Copy every entry precisely.

» **Material for the task**
= = =

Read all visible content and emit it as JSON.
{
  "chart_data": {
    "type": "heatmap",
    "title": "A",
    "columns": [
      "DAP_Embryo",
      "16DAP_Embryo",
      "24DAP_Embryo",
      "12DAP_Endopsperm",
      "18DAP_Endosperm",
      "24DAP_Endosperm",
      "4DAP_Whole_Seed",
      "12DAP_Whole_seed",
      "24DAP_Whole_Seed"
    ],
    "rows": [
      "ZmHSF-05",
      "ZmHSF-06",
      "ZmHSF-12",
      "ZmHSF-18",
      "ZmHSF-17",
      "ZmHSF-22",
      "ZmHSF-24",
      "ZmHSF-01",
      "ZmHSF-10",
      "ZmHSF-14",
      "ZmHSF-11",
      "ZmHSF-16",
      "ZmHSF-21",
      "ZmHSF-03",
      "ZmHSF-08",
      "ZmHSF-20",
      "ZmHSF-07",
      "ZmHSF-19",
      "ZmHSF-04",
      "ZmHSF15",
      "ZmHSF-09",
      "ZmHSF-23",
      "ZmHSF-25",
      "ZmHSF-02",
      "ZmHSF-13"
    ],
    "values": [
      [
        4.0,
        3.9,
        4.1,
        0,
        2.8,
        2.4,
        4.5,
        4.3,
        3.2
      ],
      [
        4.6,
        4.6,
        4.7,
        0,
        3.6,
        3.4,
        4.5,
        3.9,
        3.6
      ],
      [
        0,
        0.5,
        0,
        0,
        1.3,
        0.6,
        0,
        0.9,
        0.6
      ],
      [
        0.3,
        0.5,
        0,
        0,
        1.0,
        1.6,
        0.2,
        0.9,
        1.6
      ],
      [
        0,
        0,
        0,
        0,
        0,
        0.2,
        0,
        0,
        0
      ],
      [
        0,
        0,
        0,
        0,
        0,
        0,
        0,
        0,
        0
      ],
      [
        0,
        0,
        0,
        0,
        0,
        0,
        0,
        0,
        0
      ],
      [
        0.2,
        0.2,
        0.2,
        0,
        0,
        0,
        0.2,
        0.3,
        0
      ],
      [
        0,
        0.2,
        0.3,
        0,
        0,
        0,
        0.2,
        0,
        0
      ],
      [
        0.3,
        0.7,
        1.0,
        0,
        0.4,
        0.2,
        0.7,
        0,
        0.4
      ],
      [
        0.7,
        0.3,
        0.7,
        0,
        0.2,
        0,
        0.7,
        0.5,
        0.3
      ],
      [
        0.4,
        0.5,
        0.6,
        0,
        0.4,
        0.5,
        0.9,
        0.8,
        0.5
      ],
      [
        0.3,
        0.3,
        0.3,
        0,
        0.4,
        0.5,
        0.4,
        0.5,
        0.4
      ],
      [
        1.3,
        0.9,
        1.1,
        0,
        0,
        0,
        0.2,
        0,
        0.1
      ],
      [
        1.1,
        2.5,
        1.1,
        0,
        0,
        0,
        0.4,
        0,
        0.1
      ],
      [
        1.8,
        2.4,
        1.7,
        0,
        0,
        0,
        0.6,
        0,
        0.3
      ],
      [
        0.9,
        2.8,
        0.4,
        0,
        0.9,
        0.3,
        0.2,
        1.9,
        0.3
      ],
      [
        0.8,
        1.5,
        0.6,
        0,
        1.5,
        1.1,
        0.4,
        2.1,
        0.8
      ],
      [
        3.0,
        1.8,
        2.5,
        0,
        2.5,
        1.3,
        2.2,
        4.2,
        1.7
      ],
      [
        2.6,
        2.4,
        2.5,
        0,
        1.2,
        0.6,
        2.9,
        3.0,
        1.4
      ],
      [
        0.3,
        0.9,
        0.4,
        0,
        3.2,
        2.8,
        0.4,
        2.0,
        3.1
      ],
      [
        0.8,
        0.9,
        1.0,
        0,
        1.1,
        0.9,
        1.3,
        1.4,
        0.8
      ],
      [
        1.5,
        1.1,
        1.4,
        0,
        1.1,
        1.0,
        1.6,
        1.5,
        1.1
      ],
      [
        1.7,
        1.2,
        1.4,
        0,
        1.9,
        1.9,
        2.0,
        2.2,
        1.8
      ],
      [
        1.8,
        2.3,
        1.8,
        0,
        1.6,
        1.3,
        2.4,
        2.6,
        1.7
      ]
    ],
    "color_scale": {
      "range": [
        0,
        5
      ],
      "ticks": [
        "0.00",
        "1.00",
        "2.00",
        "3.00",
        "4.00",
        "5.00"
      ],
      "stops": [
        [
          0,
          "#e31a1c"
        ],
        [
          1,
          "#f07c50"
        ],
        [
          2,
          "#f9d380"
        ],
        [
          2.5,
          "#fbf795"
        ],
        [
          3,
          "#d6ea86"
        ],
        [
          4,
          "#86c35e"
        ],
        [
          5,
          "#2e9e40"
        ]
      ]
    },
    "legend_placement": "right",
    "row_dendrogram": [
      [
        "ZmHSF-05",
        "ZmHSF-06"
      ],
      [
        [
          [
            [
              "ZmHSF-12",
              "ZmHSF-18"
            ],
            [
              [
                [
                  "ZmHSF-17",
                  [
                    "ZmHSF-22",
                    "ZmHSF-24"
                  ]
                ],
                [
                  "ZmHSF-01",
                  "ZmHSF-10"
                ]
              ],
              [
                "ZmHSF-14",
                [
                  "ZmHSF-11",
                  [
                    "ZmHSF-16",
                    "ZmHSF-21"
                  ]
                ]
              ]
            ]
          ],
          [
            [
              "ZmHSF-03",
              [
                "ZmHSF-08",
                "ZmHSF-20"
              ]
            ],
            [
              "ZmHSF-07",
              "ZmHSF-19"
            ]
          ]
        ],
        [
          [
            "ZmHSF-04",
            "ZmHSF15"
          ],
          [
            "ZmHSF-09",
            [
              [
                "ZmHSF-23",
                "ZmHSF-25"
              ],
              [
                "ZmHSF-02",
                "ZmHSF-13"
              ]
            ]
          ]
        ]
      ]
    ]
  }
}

= = =

» **Output of the exercise**
Read all visible content and emit it as JSON.
{
  "chart_data": {
    "type": "heatmap",
    "title": "A",
    "columns": [
      "DAP_Embryo",
      "16DAP_Embryo",
      "24DAP_Embryo",
      "12DAP_Endopsperm",
      "18DAP_Endosperm",
      "24DAP_Endosperm",
      "4DAP_Whole_Seed",
      "12DAP_Whole_seed",
      "24DAP_Whole_Seed"
    ],
    "rows": [
      "ZmHSF-05",
      "ZmHSF-06",
      "ZmHSF-12",
      "ZmHSF-18",
      "ZmHSF-17",
      "ZmHSF-22",
      "ZmHSF-24",
      "ZmHSF-01",
      "ZmHSF-10",
      "ZmHSF-14",
      "ZmHSF-11",
      "ZmHSF-16",
      "ZmHSF-21",
      "ZmHSF-03",
      "ZmHSF-08",
      "ZmHSF-20",
      "ZmHSF-07",
      "ZmHSF-19",
      "ZmHSF-04",
      "ZmHSF15",
      "ZmHSF-09",
      "ZmHSF-23",
      "ZmHSF-25",
      "ZmHSF-02",
      "ZmHSF-13"
    ],
    "values": [
      [
        4.0,
        3.9,
        4.1,
        0,
        2.8,
        2.4,
        4.5,
        4.3,
        3.2
      ],
      [
        4.6,
        4.6,
        4.7,
        0,
        3.6,
        3.4,
        4.5,
        3.9,
        3.6
      ],
      [
        0,
        0.5,
        0,
        0,
        1.3,
        0.6,
        0,
        0.9,
        0.6
      ],
      [
        0.3,
        0.5,
        0,
        0,
        1.0,
        1.6,
        0.2,
        0.9,
        1.6
      ],
      [
        0,
        0,
        0,
        0,
        0,
        0.2,
        0,
        0,
        0
      ],
      [
        0,
        0,
        0,
        0,
        0,
        0,
        0,
        0,
        0
      ],
      [
        0,
        0,
        0,
        0,
        0,
        0,
        0,
        0,
        0
      ],
      [
        0.2,
        0.2,
        0.2,
        0,
        0,
        0,
        0.2,
        0.3,
        0
      ],
      [
        0,
        0.2,
        0.3,
        0,
        0,
        0,
        0.2,
        0,
        0
      ],
      [
        0.3,
        0.7,
        1.0,
        0,
        0.4,
        0.2,
        0.7,
        0,
        0.4
      ],
      [
        0.7,
        0.3,
        0.7,
        0,
        0.2,
        0,
        0.7,
        0.5,
        0.3
      ],
      [
        0.4,
        0.5,
        0.6,
        0,
        0.4,
        0.5,
        0.9,
        0.8,
        0.5
      ],
      [
        0.3,
        0.3,
        0.3,
        0,
        0.4,
        0.5,
        0.4,
        0.5,
        0.4
      ],
      [
        1.3,
        0.9,
        1.1,
        0,
        0,
        0,
        0.2,
        0,
        0.1
      ],
      [
        1.1,
        2.5,
        1.1,
        0,
        0,
        0,
        0.4,
        0,
        0.1
      ],
      [
        1.8,
        2.4,
        1.7,
        0,
        0,
        0,
        0.6,
        0,
        0.3
      ],
      [
        0.9,
        2.8,
        0.4,
        0,
        0.9,
        0.3,
        0.2,
        1.9,
        0.3
      ],
      [
        0.8,
        1.5,
        0.6,
        0,
        1.5,
        1.1,
        0.4,
        2.1,
        0.8
      ],
      [
        3.0,
        1.8,
        2.5,
        0,
        2.5,
        1.3,
        2.2,
        4.2,
        1.7
      ],
      [
        2.6,
        2.4,
        2.5,
        0,
        1.2,
        0.6,
        2.9,
        3.0,
        1.4
      ],
      [
        0.3,
        0.9,
        0.4,
        0,
        3.2,
        2.8,
        0.4,
        2.0,
        3.1
      ],
      [
        0.8,
        0.9,
        1.0,
        0,
        1.1,
        0.9,
        1.3,
        1.4,
        0.8
      ],
      [
        1.5,
        1.1,
        1.4,
        0,
        1.1,
        1.0,
        1.6,
        1.5,
        1.1
      ],
      [
        1.7,
        1.2,
        1.4,
        0,
        1.9,
        1.9,
        2.0,
        2.2,
        1.8
      ],
      [
        1.8,
        2.3,
        1.8,
        0,
        1.6,
        1.3,
        2.4,
        2.6,
        1.7
      ]
    ],
    "color_scale": {
      "range": [
        0,
        5
      ],
      "ticks": [
        "0.00",
        "1.00",
        "2.00",
        "3.00",
        "4.00",
        "5.00"
      ],
      "stops": [
        [
          0,
          "#e31a1c"
        ],
        [
          1,
          "#f07c50"
        ],
        [
          2,
          "#f9d380"
        ],
        [
          2.5,
          "#fbf795"
        ],
        [
          3,
          "#d6ea86"
        ],
        [
          4,
          "#86c35e"
        ],
        [
          5,
          "#2e9e40"
        ]
      ]
    },
    "legend_placement": "right",
    "row_dendrogram": [
      [
        "ZmHSF-05",
        "ZmHSF-06"
      ],
      [
        [
          [
            [
              "ZmHSF-12",
              "ZmHSF-18"
            ],
            [
              [
                [
                  "ZmHSF-17",
                  [
                    "ZmHSF-22",
                    "ZmHSF-24"
                  ]
                ],
                [
                  "ZmHSF-01",
                  "ZmHSF-10"
                ]
              ],
              [
                "ZmHSF-14",
                [
                  "ZmHSF-11",
                  [
                    "ZmHSF-16",
                    "ZmHSF-21"
                  ]
                ]
              ]
            ]
          ],
          [
            [
              "ZmHSF-03",
              [
                "ZmHSF-08",
                "ZmHSF-20"
              ]
            ],
            [
              "ZmHSF-07",
              "ZmHSF-19"
            ]
          ]
        ],
        [
          [
            "ZmHSF-04",
            "ZmHSF15"
          ],
          [
            "ZmHSF-09",
            [
              [
                "ZmHSF-23",
                "ZmHSF-25"
              ],
              [
                "ZmHSF-02",
                "ZmHSF-13"
              ]
            ]
          ]
        ]
      ]
    ]
  }
}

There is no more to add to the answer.